━━━ SOURCE DOCUMENT ━━━

Figure 1: The General Stock-Flow Diagram. Starting from an initial quantity of a stock, flows into and out of the stock determine how great the quantity is the next time the stock is measured. (Source: GDAE)

When noneconomists use the term “stock,” they often mean ownership shares in enterprises that are traded on the “stock market.” To an economist, however, the concept of a stock refers to something as it is measured at a particular point in time. For example, the amount of water in a bathtub can be measured at one particular instant, and that quantity would be considered a stock. The number of computers in an office at 10 o’clock Tuesday morning is a stock, as is the number of trees in a forest at 2 o’clock Saturday afternoon.

On the other hand, flows are measured over a period of time. For example, the water (Water resources) that goes into a bathtub from a faucet is a flow; its quantity can be measured per minute or per hour. The number of computers purchased by an office over the course of this week or this month is a flow. So is the number of computers sold or junked over a period of time. As trees grow or are cut down or felled by lightening, these flows add to or subtract from forest resources.

Figure 2: A “Bathtub”-Style Diagram. Like water flowing into a bathtub, flows that add to a stock will tend to raise its level over time. Like water flowing out of a bathtub, flows that subtract from a stock will tend to lower its level over time. (Source: GDAE)

━━━ DATA LINES ━━━

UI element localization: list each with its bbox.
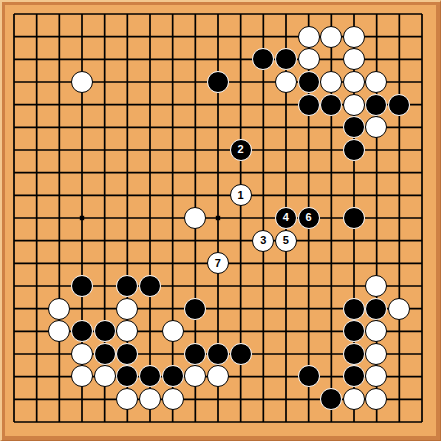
intersection-8-16[interactable] bbox=[184, 365, 207, 388]
intersection-12-3[interactable] bbox=[275, 71, 298, 94]
intersection-16-15[interactable] bbox=[365, 343, 388, 366]
intersection-14-17[interactable] bbox=[320, 388, 343, 411]
intersection-6-4[interactable] bbox=[139, 93, 162, 116]
intersection-13-3[interactable] bbox=[297, 71, 320, 94]
intersection-6-13[interactable] bbox=[139, 297, 162, 320]
intersection-4-16[interactable] bbox=[93, 365, 116, 388]
intersection-1-8[interactable] bbox=[25, 184, 48, 207]
intersection-8-2[interactable] bbox=[184, 48, 207, 71]
intersection-9-2[interactable] bbox=[207, 48, 230, 71]
intersection-10-0[interactable] bbox=[229, 3, 252, 26]
intersection-6-3[interactable] bbox=[139, 71, 162, 94]
intersection-6-11[interactable] bbox=[139, 252, 162, 275]
intersection-12-1[interactable] bbox=[275, 25, 298, 48]
intersection-15-1[interactable] bbox=[343, 25, 366, 48]
intersection-0-6[interactable] bbox=[3, 139, 26, 162]
intersection-8-18[interactable] bbox=[184, 410, 207, 433]
intersection-15-8[interactable] bbox=[343, 184, 366, 207]
intersection-15-18[interactable] bbox=[343, 410, 366, 433]
intersection-11-9[interactable] bbox=[252, 207, 275, 230]
intersection-14-2[interactable] bbox=[320, 48, 343, 71]
intersection-2-18[interactable] bbox=[48, 410, 71, 433]
intersection-4-11[interactable] bbox=[93, 252, 116, 275]
intersection-16-8[interactable] bbox=[365, 184, 388, 207]
intersection-6-17[interactable] bbox=[139, 388, 162, 411]
intersection-15-17[interactable] bbox=[343, 388, 366, 411]
intersection-11-18[interactable] bbox=[252, 410, 275, 433]
intersection-7-8[interactable] bbox=[161, 184, 184, 207]
intersection-5-18[interactable] bbox=[116, 410, 139, 433]
intersection-1-1[interactable] bbox=[25, 25, 48, 48]
intersection-14-7[interactable] bbox=[320, 161, 343, 184]
intersection-10-9[interactable] bbox=[229, 207, 252, 230]
intersection-7-14[interactable] bbox=[161, 320, 184, 343]
intersection-17-15[interactable] bbox=[388, 343, 411, 366]
intersection-2-12[interactable] bbox=[48, 275, 71, 298]
intersection-15-0[interactable] bbox=[343, 3, 366, 26]
intersection-18-5[interactable] bbox=[410, 116, 433, 139]
intersection-8-3[interactable] bbox=[184, 71, 207, 94]
intersection-12-12[interactable] bbox=[275, 275, 298, 298]
intersection-9-1[interactable] bbox=[207, 25, 230, 48]
intersection-4-6[interactable] bbox=[93, 139, 116, 162]
intersection-12-4[interactable] bbox=[275, 93, 298, 116]
intersection-0-5[interactable] bbox=[3, 116, 26, 139]
intersection-12-14[interactable] bbox=[275, 320, 298, 343]
intersection-7-4[interactable] bbox=[161, 93, 184, 116]
intersection-7-6[interactable] bbox=[161, 139, 184, 162]
intersection-7-13[interactable] bbox=[161, 297, 184, 320]
intersection-10-11[interactable] bbox=[229, 252, 252, 275]
intersection-17-5[interactable] bbox=[388, 116, 411, 139]
intersection-8-4[interactable] bbox=[184, 93, 207, 116]
intersection-8-6[interactable] bbox=[184, 139, 207, 162]
intersection-12-18[interactable] bbox=[275, 410, 298, 433]
intersection-3-13[interactable] bbox=[71, 297, 94, 320]
intersection-17-2[interactable] bbox=[388, 48, 411, 71]
intersection-18-4[interactable] bbox=[410, 93, 433, 116]
intersection-10-12[interactable] bbox=[229, 275, 252, 298]
intersection-11-3[interactable] bbox=[252, 71, 275, 94]
intersection-16-6[interactable] bbox=[365, 139, 388, 162]
intersection-2-6[interactable] bbox=[48, 139, 71, 162]
intersection-16-3[interactable] bbox=[365, 71, 388, 94]
intersection-5-6[interactable] bbox=[116, 139, 139, 162]
intersection-6-0[interactable] bbox=[139, 3, 162, 26]
intersection-14-3[interactable] bbox=[320, 71, 343, 94]
intersection-8-12[interactable] bbox=[184, 275, 207, 298]
intersection-6-5[interactable] bbox=[139, 116, 162, 139]
intersection-15-15[interactable] bbox=[343, 343, 366, 366]
intersection-13-1[interactable] bbox=[297, 25, 320, 48]
intersection-13-10[interactable] bbox=[297, 229, 320, 252]
intersection-12-9[interactable]: 4 bbox=[275, 207, 298, 230]
intersection-1-14[interactable] bbox=[25, 320, 48, 343]
intersection-7-3[interactable] bbox=[161, 71, 184, 94]
intersection-8-14[interactable] bbox=[184, 320, 207, 343]
intersection-18-0[interactable] bbox=[410, 3, 433, 26]
intersection-10-4[interactable] bbox=[229, 93, 252, 116]
intersection-3-8[interactable] bbox=[71, 184, 94, 207]
intersection-17-1[interactable] bbox=[388, 25, 411, 48]
intersection-11-0[interactable] bbox=[252, 3, 275, 26]
intersection-0-18[interactable] bbox=[3, 410, 26, 433]
intersection-17-11[interactable] bbox=[388, 252, 411, 275]
intersection-13-2[interactable] bbox=[297, 48, 320, 71]
intersection-9-14[interactable] bbox=[207, 320, 230, 343]
intersection-16-17[interactable] bbox=[365, 388, 388, 411]
intersection-11-14[interactable] bbox=[252, 320, 275, 343]
intersection-3-9[interactable] bbox=[71, 207, 94, 230]
intersection-0-16[interactable] bbox=[3, 365, 26, 388]
intersection-4-14[interactable] bbox=[93, 320, 116, 343]
intersection-4-10[interactable] bbox=[93, 229, 116, 252]
intersection-2-4[interactable] bbox=[48, 93, 71, 116]
intersection-2-3[interactable] bbox=[48, 71, 71, 94]
intersection-5-17[interactable] bbox=[116, 388, 139, 411]
intersection-6-1[interactable] bbox=[139, 25, 162, 48]
intersection-13-5[interactable] bbox=[297, 116, 320, 139]
intersection-8-8[interactable] bbox=[184, 184, 207, 207]
intersection-3-17[interactable] bbox=[71, 388, 94, 411]
intersection-9-10[interactable] bbox=[207, 229, 230, 252]
intersection-11-16[interactable] bbox=[252, 365, 275, 388]
intersection-7-9[interactable] bbox=[161, 207, 184, 230]
intersection-12-7[interactable] bbox=[275, 161, 298, 184]
intersection-0-0[interactable] bbox=[3, 3, 26, 26]
intersection-14-15[interactable] bbox=[320, 343, 343, 366]
intersection-12-17[interactable] bbox=[275, 388, 298, 411]
intersection-2-0[interactable] bbox=[48, 3, 71, 26]
intersection-17-9[interactable] bbox=[388, 207, 411, 230]
intersection-11-2[interactable] bbox=[252, 48, 275, 71]
intersection-12-2[interactable] bbox=[275, 48, 298, 71]
intersection-15-7[interactable] bbox=[343, 161, 366, 184]
intersection-2-10[interactable] bbox=[48, 229, 71, 252]
intersection-0-8[interactable] bbox=[3, 184, 26, 207]
intersection-17-4[interactable] bbox=[388, 93, 411, 116]
intersection-16-12[interactable] bbox=[365, 275, 388, 298]
intersection-0-14[interactable] bbox=[3, 320, 26, 343]
intersection-8-9[interactable] bbox=[184, 207, 207, 230]
intersection-1-3[interactable] bbox=[25, 71, 48, 94]
intersection-7-10[interactable] bbox=[161, 229, 184, 252]
intersection-13-16[interactable] bbox=[297, 365, 320, 388]
intersection-7-2[interactable] bbox=[161, 48, 184, 71]
intersection-8-1[interactable] bbox=[184, 25, 207, 48]
intersection-7-17[interactable] bbox=[161, 388, 184, 411]
intersection-14-18[interactable] bbox=[320, 410, 343, 433]
intersection-9-12[interactable] bbox=[207, 275, 230, 298]
intersection-18-12[interactable] bbox=[410, 275, 433, 298]
intersection-5-12[interactable] bbox=[116, 275, 139, 298]
intersection-12-6[interactable] bbox=[275, 139, 298, 162]
intersection-6-15[interactable] bbox=[139, 343, 162, 366]
intersection-18-18[interactable] bbox=[410, 410, 433, 433]
intersection-10-5[interactable] bbox=[229, 116, 252, 139]
intersection-9-13[interactable] bbox=[207, 297, 230, 320]
intersection-13-6[interactable] bbox=[297, 139, 320, 162]
intersection-2-14[interactable] bbox=[48, 320, 71, 343]
intersection-2-16[interactable] bbox=[48, 365, 71, 388]
intersection-18-9[interactable] bbox=[410, 207, 433, 230]
intersection-6-9[interactable] bbox=[139, 207, 162, 230]
intersection-17-14[interactable] bbox=[388, 320, 411, 343]
intersection-5-16[interactable] bbox=[116, 365, 139, 388]
intersection-13-18[interactable] bbox=[297, 410, 320, 433]
intersection-18-1[interactable] bbox=[410, 25, 433, 48]
intersection-3-3[interactable] bbox=[71, 71, 94, 94]
intersection-4-5[interactable] bbox=[93, 116, 116, 139]
intersection-17-12[interactable] bbox=[388, 275, 411, 298]
intersection-16-4[interactable] bbox=[365, 93, 388, 116]
intersection-10-18[interactable] bbox=[229, 410, 252, 433]
intersection-4-13[interactable] bbox=[93, 297, 116, 320]
intersection-5-2[interactable] bbox=[116, 48, 139, 71]
intersection-17-6[interactable] bbox=[388, 139, 411, 162]
intersection-6-8[interactable] bbox=[139, 184, 162, 207]
intersection-1-5[interactable] bbox=[25, 116, 48, 139]
intersection-11-10[interactable]: 3 bbox=[252, 229, 275, 252]
intersection-16-9[interactable] bbox=[365, 207, 388, 230]
intersection-11-8[interactable] bbox=[252, 184, 275, 207]
intersection-14-14[interactable] bbox=[320, 320, 343, 343]
intersection-3-1[interactable] bbox=[71, 25, 94, 48]
intersection-1-15[interactable] bbox=[25, 343, 48, 366]
intersection-13-13[interactable] bbox=[297, 297, 320, 320]
intersection-0-2[interactable] bbox=[3, 48, 26, 71]
intersection-0-3[interactable] bbox=[3, 71, 26, 94]
intersection-3-10[interactable] bbox=[71, 229, 94, 252]
intersection-17-10[interactable] bbox=[388, 229, 411, 252]
intersection-6-18[interactable] bbox=[139, 410, 162, 433]
intersection-15-2[interactable] bbox=[343, 48, 366, 71]
intersection-15-5[interactable] bbox=[343, 116, 366, 139]
intersection-7-5[interactable] bbox=[161, 116, 184, 139]
intersection-9-6[interactable] bbox=[207, 139, 230, 162]
intersection-18-11[interactable] bbox=[410, 252, 433, 275]
intersection-15-12[interactable] bbox=[343, 275, 366, 298]
intersection-14-0[interactable] bbox=[320, 3, 343, 26]
intersection-5-5[interactable] bbox=[116, 116, 139, 139]
intersection-13-15[interactable] bbox=[297, 343, 320, 366]
intersection-11-7[interactable] bbox=[252, 161, 275, 184]
intersection-15-4[interactable] bbox=[343, 93, 366, 116]
intersection-12-13[interactable] bbox=[275, 297, 298, 320]
intersection-3-6[interactable] bbox=[71, 139, 94, 162]
intersection-16-13[interactable] bbox=[365, 297, 388, 320]
intersection-10-10[interactable] bbox=[229, 229, 252, 252]
intersection-5-11[interactable] bbox=[116, 252, 139, 275]
intersection-11-15[interactable] bbox=[252, 343, 275, 366]
intersection-5-4[interactable] bbox=[116, 93, 139, 116]
intersection-12-16[interactable] bbox=[275, 365, 298, 388]
intersection-11-13[interactable] bbox=[252, 297, 275, 320]
intersection-5-3[interactable] bbox=[116, 71, 139, 94]
intersection-17-13[interactable] bbox=[388, 297, 411, 320]
intersection-9-9[interactable] bbox=[207, 207, 230, 230]
intersection-9-16[interactable] bbox=[207, 365, 230, 388]
intersection-7-0[interactable] bbox=[161, 3, 184, 26]
intersection-12-10[interactable]: 5 bbox=[275, 229, 298, 252]
intersection-3-0[interactable] bbox=[71, 3, 94, 26]
intersection-7-1[interactable] bbox=[161, 25, 184, 48]
intersection-17-0[interactable] bbox=[388, 3, 411, 26]
intersection-16-0[interactable] bbox=[365, 3, 388, 26]
intersection-8-0[interactable] bbox=[184, 3, 207, 26]
intersection-11-5[interactable] bbox=[252, 116, 275, 139]
intersection-18-13[interactable] bbox=[410, 297, 433, 320]
intersection-13-12[interactable] bbox=[297, 275, 320, 298]
intersection-10-7[interactable] bbox=[229, 161, 252, 184]
intersection-3-5[interactable] bbox=[71, 116, 94, 139]
intersection-6-14[interactable] bbox=[139, 320, 162, 343]
intersection-9-4[interactable] bbox=[207, 93, 230, 116]
intersection-14-9[interactable] bbox=[320, 207, 343, 230]
intersection-3-7[interactable] bbox=[71, 161, 94, 184]
intersection-11-11[interactable] bbox=[252, 252, 275, 275]
intersection-5-13[interactable] bbox=[116, 297, 139, 320]
intersection-1-6[interactable] bbox=[25, 139, 48, 162]
intersection-17-16[interactable] bbox=[388, 365, 411, 388]
intersection-2-7[interactable] bbox=[48, 161, 71, 184]
intersection-15-16[interactable] bbox=[343, 365, 366, 388]
intersection-5-7[interactable] bbox=[116, 161, 139, 184]
intersection-2-2[interactable] bbox=[48, 48, 71, 71]
intersection-15-3[interactable] bbox=[343, 71, 366, 94]
intersection-12-5[interactable] bbox=[275, 116, 298, 139]
intersection-10-17[interactable] bbox=[229, 388, 252, 411]
intersection-1-18[interactable] bbox=[25, 410, 48, 433]
intersection-4-0[interactable] bbox=[93, 3, 116, 26]
intersection-16-5[interactable] bbox=[365, 116, 388, 139]
intersection-8-11[interactable] bbox=[184, 252, 207, 275]
intersection-16-16[interactable] bbox=[365, 365, 388, 388]
intersection-11-4[interactable] bbox=[252, 93, 275, 116]
intersection-10-15[interactable] bbox=[229, 343, 252, 366]
intersection-14-4[interactable] bbox=[320, 93, 343, 116]
intersection-17-18[interactable] bbox=[388, 410, 411, 433]
intersection-18-8[interactable] bbox=[410, 184, 433, 207]
intersection-15-13[interactable] bbox=[343, 297, 366, 320]
intersection-0-9[interactable] bbox=[3, 207, 26, 230]
intersection-15-9[interactable] bbox=[343, 207, 366, 230]
intersection-4-1[interactable] bbox=[93, 25, 116, 48]
intersection-18-3[interactable] bbox=[410, 71, 433, 94]
intersection-0-13[interactable] bbox=[3, 297, 26, 320]
intersection-5-0[interactable] bbox=[116, 3, 139, 26]
intersection-13-7[interactable] bbox=[297, 161, 320, 184]
intersection-1-16[interactable] bbox=[25, 365, 48, 388]
intersection-12-0[interactable] bbox=[275, 3, 298, 26]
intersection-7-18[interactable] bbox=[161, 410, 184, 433]
intersection-14-5[interactable] bbox=[320, 116, 343, 139]
intersection-1-7[interactable] bbox=[25, 161, 48, 184]
intersection-14-16[interactable] bbox=[320, 365, 343, 388]
intersection-5-1[interactable] bbox=[116, 25, 139, 48]
intersection-18-7[interactable] bbox=[410, 161, 433, 184]
intersection-2-8[interactable] bbox=[48, 184, 71, 207]
intersection-4-9[interactable] bbox=[93, 207, 116, 230]
intersection-9-3[interactable] bbox=[207, 71, 230, 94]
intersection-6-6[interactable] bbox=[139, 139, 162, 162]
intersection-12-8[interactable] bbox=[275, 184, 298, 207]
intersection-7-16[interactable] bbox=[161, 365, 184, 388]
intersection-2-9[interactable] bbox=[48, 207, 71, 230]
intersection-5-8[interactable] bbox=[116, 184, 139, 207]
intersection-1-11[interactable] bbox=[25, 252, 48, 275]
intersection-4-2[interactable] bbox=[93, 48, 116, 71]
intersection-10-1[interactable] bbox=[229, 25, 252, 48]
intersection-3-2[interactable] bbox=[71, 48, 94, 71]
intersection-14-6[interactable] bbox=[320, 139, 343, 162]
intersection-3-15[interactable] bbox=[71, 343, 94, 366]
intersection-0-10[interactable] bbox=[3, 229, 26, 252]
intersection-1-17[interactable] bbox=[25, 388, 48, 411]
intersection-16-14[interactable] bbox=[365, 320, 388, 343]
intersection-2-1[interactable] bbox=[48, 25, 71, 48]
intersection-2-13[interactable] bbox=[48, 297, 71, 320]
intersection-5-15[interactable] bbox=[116, 343, 139, 366]
intersection-0-12[interactable] bbox=[3, 275, 26, 298]
intersection-1-0[interactable] bbox=[25, 3, 48, 26]
intersection-1-10[interactable] bbox=[25, 229, 48, 252]
intersection-7-11[interactable] bbox=[161, 252, 184, 275]
intersection-6-12[interactable] bbox=[139, 275, 162, 298]
intersection-14-1[interactable] bbox=[320, 25, 343, 48]
intersection-18-6[interactable] bbox=[410, 139, 433, 162]
intersection-0-7[interactable] bbox=[3, 161, 26, 184]
intersection-1-12[interactable] bbox=[25, 275, 48, 298]
intersection-4-15[interactable] bbox=[93, 343, 116, 366]
intersection-18-15[interactable] bbox=[410, 343, 433, 366]
intersection-3-11[interactable] bbox=[71, 252, 94, 275]
intersection-11-12[interactable] bbox=[252, 275, 275, 298]
intersection-9-0[interactable] bbox=[207, 3, 230, 26]
intersection-4-3[interactable] bbox=[93, 71, 116, 94]
intersection-8-17[interactable] bbox=[184, 388, 207, 411]
intersection-13-9[interactable]: 6 bbox=[297, 207, 320, 230]
intersection-8-13[interactable] bbox=[184, 297, 207, 320]
intersection-17-17[interactable] bbox=[388, 388, 411, 411]
intersection-8-15[interactable] bbox=[184, 343, 207, 366]
intersection-10-14[interactable] bbox=[229, 320, 252, 343]
intersection-18-14[interactable] bbox=[410, 320, 433, 343]
intersection-11-1[interactable] bbox=[252, 25, 275, 48]
intersection-12-11[interactable] bbox=[275, 252, 298, 275]
intersection-10-8[interactable]: 1 bbox=[229, 184, 252, 207]
intersection-13-11[interactable] bbox=[297, 252, 320, 275]
intersection-18-10[interactable] bbox=[410, 229, 433, 252]
intersection-1-9[interactable] bbox=[25, 207, 48, 230]
intersection-0-17[interactable] bbox=[3, 388, 26, 411]
intersection-9-17[interactable] bbox=[207, 388, 230, 411]
intersection-4-7[interactable] bbox=[93, 161, 116, 184]
intersection-10-16[interactable] bbox=[229, 365, 252, 388]
intersection-4-4[interactable] bbox=[93, 93, 116, 116]
intersection-4-17[interactable] bbox=[93, 388, 116, 411]
intersection-15-11[interactable] bbox=[343, 252, 366, 275]
intersection-16-18[interactable] bbox=[365, 410, 388, 433]
intersection-15-14[interactable] bbox=[343, 320, 366, 343]
intersection-13-4[interactable] bbox=[297, 93, 320, 116]
intersection-16-11[interactable] bbox=[365, 252, 388, 275]
intersection-16-7[interactable] bbox=[365, 161, 388, 184]
intersection-4-8[interactable] bbox=[93, 184, 116, 207]
intersection-6-2[interactable] bbox=[139, 48, 162, 71]
intersection-3-18[interactable] bbox=[71, 410, 94, 433]
intersection-8-7[interactable] bbox=[184, 161, 207, 184]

━━━

YOUR TASKS
a) Using the passage on stocks and flows, answer each question briefly.
(i) What do noneconomists often mean by the term "stock"?
(ii) Over what are flows measured?
(iii) According to the caption of Figure 2, what do flows that subtract from a stock tend to do?
b) Decide whether each statement agrees with the passage on stocks and flows. Answer yes or no, and quote the words that settle it.
(i) To an economist, a stock is measured at a particular point in time.
(ii) The number of computers an office buys over the course of a week is a stock.
(iii) Flows into and out of a stock determine its quantity the next time it is measured.

RESULTS FOR EACH TASK
a)
(i) Ownership shares in enterprises that are traded on the "stock market."
(ii) A period of time.
(iii) Lower its level over time.

b)
(i) Yes: "the concept of a stock refers to something as it is measured at a particular point in time."
(ii) No: "The number of computers purchased by an office over the course of this week or this month is a flow."
(iii) Yes: "flows into and out of the stock determine how great the quantity is the next time the stock is measured."